▶ Items listed in a dataset:
※

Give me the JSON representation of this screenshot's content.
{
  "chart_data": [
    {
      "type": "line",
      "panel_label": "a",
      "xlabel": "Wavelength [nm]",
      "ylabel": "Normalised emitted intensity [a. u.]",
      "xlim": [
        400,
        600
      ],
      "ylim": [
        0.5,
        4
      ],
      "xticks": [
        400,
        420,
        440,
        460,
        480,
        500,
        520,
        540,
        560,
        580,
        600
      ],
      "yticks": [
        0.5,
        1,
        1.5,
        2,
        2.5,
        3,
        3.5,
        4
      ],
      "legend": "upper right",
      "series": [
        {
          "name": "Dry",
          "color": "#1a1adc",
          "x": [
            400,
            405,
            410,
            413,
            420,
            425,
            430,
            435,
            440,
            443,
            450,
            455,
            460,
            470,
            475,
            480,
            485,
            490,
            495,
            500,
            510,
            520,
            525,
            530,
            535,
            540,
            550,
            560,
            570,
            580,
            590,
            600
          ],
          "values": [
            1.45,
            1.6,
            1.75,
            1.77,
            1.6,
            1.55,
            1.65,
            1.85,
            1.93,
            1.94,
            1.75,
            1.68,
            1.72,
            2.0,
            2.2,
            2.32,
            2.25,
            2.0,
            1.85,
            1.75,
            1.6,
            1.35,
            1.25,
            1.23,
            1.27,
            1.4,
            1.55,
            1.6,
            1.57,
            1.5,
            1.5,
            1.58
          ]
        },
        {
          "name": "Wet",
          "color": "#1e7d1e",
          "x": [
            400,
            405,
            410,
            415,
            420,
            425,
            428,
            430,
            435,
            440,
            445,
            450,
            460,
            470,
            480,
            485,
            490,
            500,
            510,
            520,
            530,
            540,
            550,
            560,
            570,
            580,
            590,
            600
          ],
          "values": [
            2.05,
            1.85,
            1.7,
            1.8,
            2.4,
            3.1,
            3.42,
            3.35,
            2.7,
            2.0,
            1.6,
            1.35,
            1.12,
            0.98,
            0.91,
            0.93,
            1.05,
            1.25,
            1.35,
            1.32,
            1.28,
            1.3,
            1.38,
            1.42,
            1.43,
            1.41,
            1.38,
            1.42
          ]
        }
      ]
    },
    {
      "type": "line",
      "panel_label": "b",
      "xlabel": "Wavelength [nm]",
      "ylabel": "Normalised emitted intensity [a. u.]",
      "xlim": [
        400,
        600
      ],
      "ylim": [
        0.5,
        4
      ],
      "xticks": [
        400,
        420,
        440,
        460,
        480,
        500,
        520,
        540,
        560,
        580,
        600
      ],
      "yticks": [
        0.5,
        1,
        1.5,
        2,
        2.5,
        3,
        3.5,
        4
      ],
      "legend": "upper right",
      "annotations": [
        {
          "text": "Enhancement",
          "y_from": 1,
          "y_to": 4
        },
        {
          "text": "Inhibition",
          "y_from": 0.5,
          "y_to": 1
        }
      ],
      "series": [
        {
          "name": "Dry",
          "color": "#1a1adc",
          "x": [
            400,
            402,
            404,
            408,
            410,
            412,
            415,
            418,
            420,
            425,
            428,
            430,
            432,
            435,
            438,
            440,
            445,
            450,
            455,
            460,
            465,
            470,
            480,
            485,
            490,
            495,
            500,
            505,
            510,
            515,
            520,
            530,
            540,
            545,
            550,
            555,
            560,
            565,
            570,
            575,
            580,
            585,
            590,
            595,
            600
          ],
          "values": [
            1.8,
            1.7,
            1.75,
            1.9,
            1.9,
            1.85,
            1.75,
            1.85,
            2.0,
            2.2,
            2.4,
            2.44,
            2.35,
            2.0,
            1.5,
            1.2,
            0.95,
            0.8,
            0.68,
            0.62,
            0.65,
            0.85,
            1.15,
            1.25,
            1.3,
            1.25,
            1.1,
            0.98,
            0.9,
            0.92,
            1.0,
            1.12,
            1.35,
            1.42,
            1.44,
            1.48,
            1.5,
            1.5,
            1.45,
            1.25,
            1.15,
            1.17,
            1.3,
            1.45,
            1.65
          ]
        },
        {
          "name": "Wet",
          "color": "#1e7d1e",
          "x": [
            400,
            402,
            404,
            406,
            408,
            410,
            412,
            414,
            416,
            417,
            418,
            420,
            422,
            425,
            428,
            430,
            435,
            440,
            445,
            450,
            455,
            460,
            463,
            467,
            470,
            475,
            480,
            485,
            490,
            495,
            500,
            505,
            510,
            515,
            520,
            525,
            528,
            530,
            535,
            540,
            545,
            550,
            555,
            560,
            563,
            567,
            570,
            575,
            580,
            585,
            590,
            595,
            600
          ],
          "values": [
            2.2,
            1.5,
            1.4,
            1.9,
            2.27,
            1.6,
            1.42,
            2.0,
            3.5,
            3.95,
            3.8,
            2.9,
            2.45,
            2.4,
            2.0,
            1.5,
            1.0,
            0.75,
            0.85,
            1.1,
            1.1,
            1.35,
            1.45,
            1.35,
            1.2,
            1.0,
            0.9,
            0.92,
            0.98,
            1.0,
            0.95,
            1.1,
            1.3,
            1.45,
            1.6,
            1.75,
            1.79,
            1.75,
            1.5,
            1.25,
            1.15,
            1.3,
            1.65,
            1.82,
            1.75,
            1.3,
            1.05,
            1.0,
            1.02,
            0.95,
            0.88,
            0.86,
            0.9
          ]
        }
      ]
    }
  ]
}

※

▶ WRITTEN REQUEST: Each record above should be output again exactly.

▶ RESULT BELOW:
Give me the JSON representation of this screenshot's content.
{
  "chart_data": [
    {
      "type": "line",
      "panel_label": "a",
      "xlabel": "Wavelength [nm]",
      "ylabel": "Normalised emitted intensity [a. u.]",
      "xlim": [
        400,
        600
      ],
      "ylim": [
        0.5,
        4
      ],
      "xticks": [
        400,
        420,
        440,
        460,
        480,
        500,
        520,
        540,
        560,
        580,
        600
      ],
      "yticks": [
        0.5,
        1,
        1.5,
        2,
        2.5,
        3,
        3.5,
        4
      ],
      "legend": "upper right",
      "series": [
        {
          "name": "Dry",
          "color": "#1a1adc",
          "x": [
            400,
            405,
            410,
            413,
            420,
            425,
            430,
            435,
            440,
            443,
            450,
            455,
            460,
            470,
            475,
            480,
            485,
            490,
            495,
            500,
            510,
            520,
            525,
            530,
            535,
            540,
            550,
            560,
            570,
            580,
            590,
            600
          ],
          "values": [
            1.45,
            1.6,
            1.75,
            1.77,
            1.6,
            1.55,
            1.65,
            1.85,
            1.93,
            1.94,
            1.75,
            1.68,
            1.72,
            2.0,
            2.2,
            2.32,
            2.25,
            2.0,
            1.85,
            1.75,
            1.6,
            1.35,
            1.25,
            1.23,
            1.27,
            1.4,
            1.55,
            1.6,
            1.57,
            1.5,
            1.5,
            1.58
          ]
        },
        {
          "name": "Wet",
          "color": "#1e7d1e",
          "x": [
            400,
            405,
            410,
            415,
            420,
            425,
            428,
            430,
            435,
            440,
            445,
            450,
            460,
            470,
            480,
            485,
            490,
            500,
            510,
            520,
            530,
            540,
            550,
            560,
            570,
            580,
            590,
            600
          ],
          "values": [
            2.05,
            1.85,
            1.7,
            1.8,
            2.4,
            3.1,
            3.42,
            3.35,
            2.7,
            2.0,
            1.6,
            1.35,
            1.12,
            0.98,
            0.91,
            0.93,
            1.05,
            1.25,
            1.35,
            1.32,
            1.28,
            1.3,
            1.38,
            1.42,
            1.43,
            1.41,
            1.38,
            1.42
          ]
        }
      ]
    },
    {
      "type": "line",
      "panel_label": "b",
      "xlabel": "Wavelength [nm]",
      "ylabel": "Normalised emitted intensity [a. u.]",
      "xlim": [
        400,
        600
      ],
      "ylim": [
        0.5,
        4
      ],
      "xticks": [
        400,
        420,
        440,
        460,
        480,
        500,
        520,
        540,
        560,
        580,
        600
      ],
      "yticks": [
        0.5,
        1,
        1.5,
        2,
        2.5,
        3,
        3.5,
        4
      ],
      "legend": "upper right",
      "annotations": [
        {
          "text": "Enhancement",
          "y_from": 1,
          "y_to": 4
        },
        {
          "text": "Inhibition",
          "y_from": 0.5,
          "y_to": 1
        }
      ],
      "series": [
        {
          "name": "Dry",
          "color": "#1a1adc",
          "x": [
            400,
            402,
            404,
            408,
            410,
            412,
            415,
            418,
            420,
            425,
            428,
            430,
            432,
            435,
            438,
            440,
            445,
            450,
            455,
            460,
            465,
            470,
            480,
            485,
            490,
            495,
            500,
            505,
            510,
            515,
            520,
            530,
            540,
            545,
            550,
            555,
            560,
            565,
            570,
            575,
            580,
            585,
            590,
            595,
            600
          ],
          "values": [
            1.8,
            1.7,
            1.75,
            1.9,
            1.9,
            1.85,
            1.75,
            1.85,
            2.0,
            2.2,
            2.4,
            2.44,
            2.35,
            2.0,
            1.5,
            1.2,
            0.95,
            0.8,
            0.68,
            0.62,
            0.65,
            0.85,
            1.15,
            1.25,
            1.3,
            1.25,
            1.1,
            0.98,
            0.9,
            0.92,
            1.0,
            1.12,
            1.35,
            1.42,
            1.44,
            1.48,
            1.5,
            1.5,
            1.45,
            1.25,
            1.15,
            1.17,
            1.3,
            1.45,
            1.65
          ]
        },
        {
          "name": "Wet",
          "color": "#1e7d1e",
          "x": [
            400,
            402,
            404,
            406,
            408,
            410,
            412,
            414,
            416,
            417,
            418,
            420,
            422,
            425,
            428,
            430,
            435,
            440,
            445,
            450,
            455,
            460,
            463,
            467,
            470,
            475,
            480,
            485,
            490,
            495,
            500,
            505,
            510,
            515,
            520,
            525,
            528,
            530,
            535,
            540,
            545,
            550,
            555,
            560,
            563,
            567,
            570,
            575,
            580,
            585,
            590,
            595,
            600
          ],
          "values": [
            2.2,
            1.5,
            1.4,
            1.9,
            2.27,
            1.6,
            1.42,
            2.0,
            3.5,
            3.95,
            3.8,
            2.9,
            2.45,
            2.4,
            2.0,
            1.5,
            1.0,
            0.75,
            0.85,
            1.1,
            1.1,
            1.35,
            1.45,
            1.35,
            1.2,
            1.0,
            0.9,
            0.92,
            0.98,
            1.0,
            0.95,
            1.1,
            1.3,
            1.45,
            1.6,
            1.75,
            1.79,
            1.75,
            1.5,
            1.25,
            1.15,
            1.3,
            1.65,
            1.82,
            1.75,
            1.3,
            1.05,
            1.0,
            1.02,
            0.95,
            0.88,
            0.86,
            0.9
          ]
        }
      ]
    }
  ]
}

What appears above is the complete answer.